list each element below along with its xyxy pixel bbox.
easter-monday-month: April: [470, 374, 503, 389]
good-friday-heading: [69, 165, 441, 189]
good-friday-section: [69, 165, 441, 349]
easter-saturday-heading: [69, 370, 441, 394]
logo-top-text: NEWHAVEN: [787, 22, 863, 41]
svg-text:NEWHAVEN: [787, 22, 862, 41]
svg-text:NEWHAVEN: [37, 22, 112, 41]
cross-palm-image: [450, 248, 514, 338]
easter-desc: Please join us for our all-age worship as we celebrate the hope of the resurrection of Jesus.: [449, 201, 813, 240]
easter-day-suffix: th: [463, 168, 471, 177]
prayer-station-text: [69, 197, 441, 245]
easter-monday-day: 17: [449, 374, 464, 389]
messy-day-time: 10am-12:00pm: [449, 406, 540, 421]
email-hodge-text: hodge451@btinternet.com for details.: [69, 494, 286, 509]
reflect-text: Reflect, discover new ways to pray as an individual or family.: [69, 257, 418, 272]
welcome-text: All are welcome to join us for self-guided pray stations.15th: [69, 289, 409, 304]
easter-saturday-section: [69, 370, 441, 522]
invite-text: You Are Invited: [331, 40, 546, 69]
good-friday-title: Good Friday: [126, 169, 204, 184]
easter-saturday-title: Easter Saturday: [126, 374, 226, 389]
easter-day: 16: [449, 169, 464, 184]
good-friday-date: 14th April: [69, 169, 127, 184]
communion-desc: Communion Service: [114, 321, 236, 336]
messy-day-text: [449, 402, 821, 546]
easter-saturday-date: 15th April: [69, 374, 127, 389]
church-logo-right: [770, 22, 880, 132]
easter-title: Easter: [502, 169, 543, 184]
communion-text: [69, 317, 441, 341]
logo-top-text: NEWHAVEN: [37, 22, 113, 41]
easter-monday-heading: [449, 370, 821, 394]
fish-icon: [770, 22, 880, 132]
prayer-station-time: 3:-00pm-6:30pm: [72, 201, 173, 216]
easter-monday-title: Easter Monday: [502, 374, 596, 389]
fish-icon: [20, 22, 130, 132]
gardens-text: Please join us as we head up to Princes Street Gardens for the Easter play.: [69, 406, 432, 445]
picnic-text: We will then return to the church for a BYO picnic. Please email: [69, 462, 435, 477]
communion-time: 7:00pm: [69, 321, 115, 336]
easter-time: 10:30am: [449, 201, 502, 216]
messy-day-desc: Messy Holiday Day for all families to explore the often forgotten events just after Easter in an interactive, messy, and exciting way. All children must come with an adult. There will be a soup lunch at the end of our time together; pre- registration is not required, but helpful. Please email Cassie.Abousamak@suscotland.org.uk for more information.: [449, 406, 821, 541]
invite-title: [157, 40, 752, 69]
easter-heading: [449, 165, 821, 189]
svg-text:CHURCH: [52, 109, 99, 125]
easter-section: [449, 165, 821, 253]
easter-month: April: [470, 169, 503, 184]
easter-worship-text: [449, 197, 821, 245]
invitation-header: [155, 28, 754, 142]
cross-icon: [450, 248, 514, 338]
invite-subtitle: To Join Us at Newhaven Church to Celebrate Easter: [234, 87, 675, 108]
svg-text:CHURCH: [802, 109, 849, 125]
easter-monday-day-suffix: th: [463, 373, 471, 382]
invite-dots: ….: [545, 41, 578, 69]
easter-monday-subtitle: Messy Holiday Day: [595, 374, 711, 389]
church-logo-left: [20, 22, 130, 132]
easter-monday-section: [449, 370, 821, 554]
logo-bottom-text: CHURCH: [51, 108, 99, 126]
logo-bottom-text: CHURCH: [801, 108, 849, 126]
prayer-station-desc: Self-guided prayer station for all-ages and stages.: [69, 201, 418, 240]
------------
» TASK STATEMENT
Copy out every one of the lines above word for word, from the first to the last.

» TASK RESPONSE
list each element below along with its xyxy pixel bbox.
easter-monday-month: April: [470, 374, 503, 389]
good-friday-heading: [69, 165, 441, 189]
good-friday-section: [69, 165, 441, 349]
easter-saturday-heading: [69, 370, 441, 394]
logo-top-text: NEWHAVEN: [787, 22, 863, 41]
svg-text:NEWHAVEN: [787, 22, 862, 41]
svg-text:NEWHAVEN: [37, 22, 112, 41]
cross-palm-image: [450, 248, 514, 338]
easter-desc: Please join us for our all-age worship as we celebrate the hope of the resurrection of Jesus.: [449, 201, 813, 240]
easter-day-suffix: th: [463, 168, 471, 177]
prayer-station-text: [69, 197, 441, 245]
easter-monday-day: 17: [449, 374, 464, 389]
messy-day-time: 10am-12:00pm: [449, 406, 540, 421]
email-hodge-text: hodge451@btinternet.com for details.: [69, 494, 286, 509]
reflect-text: Reflect, discover new ways to pray as an individual or family.: [69, 257, 418, 272]
welcome-text: All are welcome to join us for self-guided pray stations.15th: [69, 289, 409, 304]
easter-saturday-section: [69, 370, 441, 522]
invite-text: You Are Invited: [331, 40, 546, 69]
good-friday-title: Good Friday: [126, 169, 204, 184]
easter-saturday-title: Easter Saturday: [126, 374, 226, 389]
easter-day: 16: [449, 169, 464, 184]
good-friday-date: 14th April: [69, 169, 127, 184]
communion-desc: Communion Service: [114, 321, 236, 336]
messy-day-text: [449, 402, 821, 546]
easter-saturday-date: 15th April: [69, 374, 127, 389]
church-logo-right: [770, 22, 880, 132]
easter-title: Easter: [502, 169, 543, 184]
communion-text: [69, 317, 441, 341]
logo-top-text: NEWHAVEN: [37, 22, 113, 41]
easter-monday-heading: [449, 370, 821, 394]
fish-icon: [770, 22, 880, 132]
prayer-station-time: 3:-00pm-6:30pm: [72, 201, 173, 216]
easter-monday-title: Easter Monday: [502, 374, 596, 389]
fish-icon: [20, 22, 130, 132]
gardens-text: Please join us as we head up to Princes Street Gardens for the Easter play.: [69, 406, 432, 445]
picnic-text: We will then return to the church for a BYO picnic. Please email: [69, 462, 435, 477]
communion-time: 7:00pm: [69, 321, 115, 336]
easter-time: 10:30am: [449, 201, 502, 216]
messy-day-desc: Messy Holiday Day for all families to explore the often forgotten events just after Easter in an interactive, messy, and exciting way. All children must come with an adult. There will be a soup lunch at the end of our time together; pre- registration is not required, but helpful. Please email Cassie.Abousamak@suscotland.org.uk for more information.: [449, 406, 821, 541]
invite-title: [157, 40, 752, 69]
easter-heading: [449, 165, 821, 189]
svg-text:CHURCH: [52, 109, 99, 125]
easter-section: [449, 165, 821, 253]
easter-month: April: [470, 169, 503, 184]
easter-worship-text: [449, 197, 821, 245]
invitation-header: [155, 28, 754, 142]
cross-icon: [450, 248, 514, 338]
invite-subtitle: To Join Us at Newhaven Church to Celebrate Easter: [234, 87, 675, 108]
svg-text:CHURCH: [802, 109, 849, 125]
easter-monday-day-suffix: th: [463, 373, 471, 382]
invite-dots: ….: [545, 41, 578, 69]
easter-monday-subtitle: Messy Holiday Day: [595, 374, 711, 389]
church-logo-left: [20, 22, 130, 132]
easter-monday-section: [449, 370, 821, 554]
logo-bottom-text: CHURCH: [51, 108, 99, 126]
logo-bottom-text: CHURCH: [801, 108, 849, 126]
prayer-station-desc: Self-guided prayer station for all-ages and stages.: [69, 201, 418, 240]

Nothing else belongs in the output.